*WORK TO BE COMPLETED*. Write out the full listing exactly as given, minus the images.

*DATASET RECORDS*.
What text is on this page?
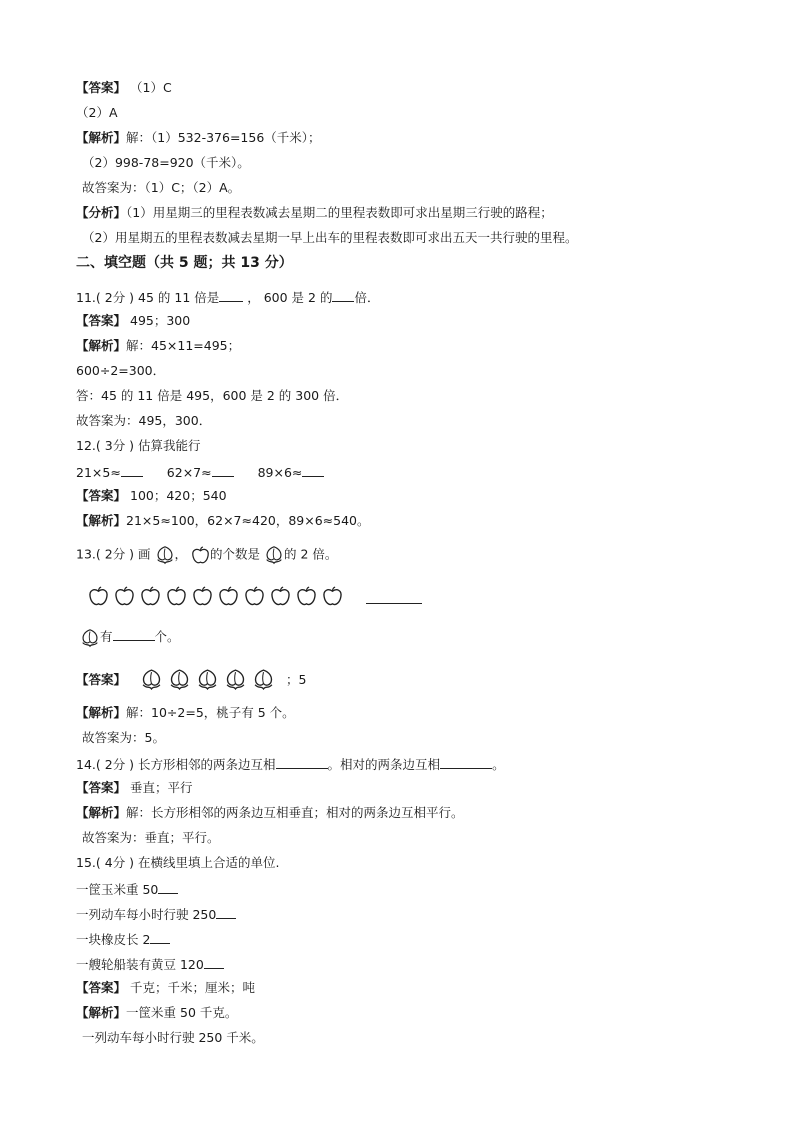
【答案】 （1）C
（2）A
【解析】解：（1）532-376=156（千米）；
（2）998-78=920（千米）。
故答案为：（1）C；（2）A。
【分析】（1）用星期三的里程表数减去星期二的里程表数即可求出星期三行驶的路程；
（2）用星期五的里程表数减去星期一早上出车的里程表数即可求出五天一共行驶的里程。
二、填空题（共 5 题；共 13 分）
11.( 2分 ) 45 的 11 倍是 ， 600 是 2 的 倍．
【答案】 495；300
【解析】解：45×11=495；
600÷2=300．
答：45 的 11 倍是 495，600 是 2 的 300 倍．
故答案为：495，300．
12.( 3分 ) 估算我能行
21×5≈	62×7≈	89×6≈
【答案】 100；420；540
【解析】21×5≈100，62×7≈420，89×6≈540。
13.( 2分 ) 画 ， 的个数是 的 2 倍。
有	个。
【答案】	；5
【解析】解：10÷2=5，桃子有 5 个。
故答案为：5。
14.( 2分 ) 长方形相邻的两条边互相	。相对的两条边互相	。
【答案】 垂直；平行
【解析】解：长方形相邻的两条边互相垂直；相对的两条边互相平行。
故答案为：垂直；平行。
15.( 4分 ) 在横线里填上合适的单位.
一筐玉米重 50
一列动车每小时行驶 250
一块橡皮长 2
一艘轮船装有黄豆 120
【答案】 千克；千米；厘米；吨
【解析】一筐米重 50 千克。
一列动车每小时行驶 250 千米。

*TASK RESULT*.
What text is on this page?
【答案】 （1）C
（2）A
【解析】解：（1）532-376=156（千米）；
（2）998-78=920（千米）。
故答案为：（1）C；（2）A。
【分析】（1）用星期三的里程表数减去星期二的里程表数即可求出星期三行驶的路程；
（2）用星期五的里程表数减去星期一早上出车的里程表数即可求出五天一共行驶的里程。
二、填空题（共 5 题；共 13 分）
11.( 2分 ) 45 的 11 倍是 ， 600 是 2 的 倍．
【答案】 495；300
【解析】解：45×11=495；
600÷2=300．
答：45 的 11 倍是 495，600 是 2 的 300 倍．
故答案为：495，300．
12.( 3分 ) 估算我能行
21×5≈	62×7≈	89×6≈
【答案】 100；420；540
【解析】21×5≈100，62×7≈420，89×6≈540。
13.( 2分 ) 画 ， 的个数是 的 2 倍。
有	个。
【答案】	；5
【解析】解：10÷2=5，桃子有 5 个。
故答案为：5。
14.( 2分 ) 长方形相邻的两条边互相	。相对的两条边互相	。
【答案】 垂直；平行
【解析】解：长方形相邻的两条边互相垂直；相对的两条边互相平行。
故答案为：垂直；平行。
15.( 4分 ) 在横线里填上合适的单位.
一筐玉米重 50
一列动车每小时行驶 250
一块橡皮长 2
一艘轮船装有黄豆 120
【答案】 千克；千米；厘米；吨
【解析】一筐米重 50 千克。
一列动车每小时行驶 250 千米。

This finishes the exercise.